/---
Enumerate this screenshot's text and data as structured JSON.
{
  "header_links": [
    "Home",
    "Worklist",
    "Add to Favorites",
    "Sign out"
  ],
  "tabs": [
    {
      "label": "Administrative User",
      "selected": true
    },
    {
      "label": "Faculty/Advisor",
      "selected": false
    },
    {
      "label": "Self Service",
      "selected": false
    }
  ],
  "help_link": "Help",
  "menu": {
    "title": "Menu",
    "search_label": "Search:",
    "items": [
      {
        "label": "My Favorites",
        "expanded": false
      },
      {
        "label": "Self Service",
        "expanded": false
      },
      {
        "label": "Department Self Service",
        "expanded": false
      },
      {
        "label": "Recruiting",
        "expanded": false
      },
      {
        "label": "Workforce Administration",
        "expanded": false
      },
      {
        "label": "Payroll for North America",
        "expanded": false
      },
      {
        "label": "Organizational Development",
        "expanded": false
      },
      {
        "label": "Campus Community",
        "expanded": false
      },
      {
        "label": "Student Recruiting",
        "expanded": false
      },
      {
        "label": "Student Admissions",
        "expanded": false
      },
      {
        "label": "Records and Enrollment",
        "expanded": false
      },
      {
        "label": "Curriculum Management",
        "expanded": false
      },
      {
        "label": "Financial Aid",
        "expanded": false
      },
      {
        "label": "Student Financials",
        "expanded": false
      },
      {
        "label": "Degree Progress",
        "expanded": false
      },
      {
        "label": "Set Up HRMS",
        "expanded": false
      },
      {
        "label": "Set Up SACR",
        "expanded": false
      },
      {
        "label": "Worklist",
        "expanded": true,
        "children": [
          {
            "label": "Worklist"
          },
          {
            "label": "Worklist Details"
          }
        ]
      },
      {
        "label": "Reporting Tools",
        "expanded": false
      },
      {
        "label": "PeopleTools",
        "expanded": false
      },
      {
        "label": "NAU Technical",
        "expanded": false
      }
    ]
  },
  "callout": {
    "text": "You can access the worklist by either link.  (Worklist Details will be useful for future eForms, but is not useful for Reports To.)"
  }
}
\---
# DESCRIPTION OF THE TASK
Write every entry out again exactly.

# EXERCISE SOLUTION
Enumerate this screenshot's text and data as structured JSON.
{
  "header_links": [
    "Home",
    "Worklist",
    "Add to Favorites",
    "Sign out"
  ],
  "tabs": [
    {
      "label": "Administrative User",
      "selected": true
    },
    {
      "label": "Faculty/Advisor",
      "selected": false
    },
    {
      "label": "Self Service",
      "selected": false
    }
  ],
  "help_link": "Help",
  "menu": {
    "title": "Menu",
    "search_label": "Search:",
    "items": [
      {
        "label": "My Favorites",
        "expanded": false
      },
      {
        "label": "Self Service",
        "expanded": false
      },
      {
        "label": "Department Self Service",
        "expanded": false
      },
      {
        "label": "Recruiting",
        "expanded": false
      },
      {
        "label": "Workforce Administration",
        "expanded": false
      },
      {
        "label": "Payroll for North America",
        "expanded": false
      },
      {
        "label": "Organizational Development",
        "expanded": false
      },
      {
        "label": "Campus Community",
        "expanded": false
      },
      {
        "label": "Student Recruiting",
        "expanded": false
      },
      {
        "label": "Student Admissions",
        "expanded": false
      },
      {
        "label": "Records and Enrollment",
        "expanded": false
      },
      {
        "label": "Curriculum Management",
        "expanded": false
      },
      {
        "label": "Financial Aid",
        "expanded": false
      },
      {
        "label": "Student Financials",
        "expanded": false
      },
      {
        "label": "Degree Progress",
        "expanded": false
      },
      {
        "label": "Set Up HRMS",
        "expanded": false
      },
      {
        "label": "Set Up SACR",
        "expanded": false
      },
      {
        "label": "Worklist",
        "expanded": true,
        "children": [
          {
            "label": "Worklist"
          },
          {
            "label": "Worklist Details"
          }
        ]
      },
      {
        "label": "Reporting Tools",
        "expanded": false
      },
      {
        "label": "PeopleTools",
        "expanded": false
      },
      {
        "label": "NAU Technical",
        "expanded": false
      }
    ]
  },
  "callout": {
    "text": "You can access the worklist by either link.  (Worklist Details will be useful for future eForms, but is not useful for Reports To.)"
  }
}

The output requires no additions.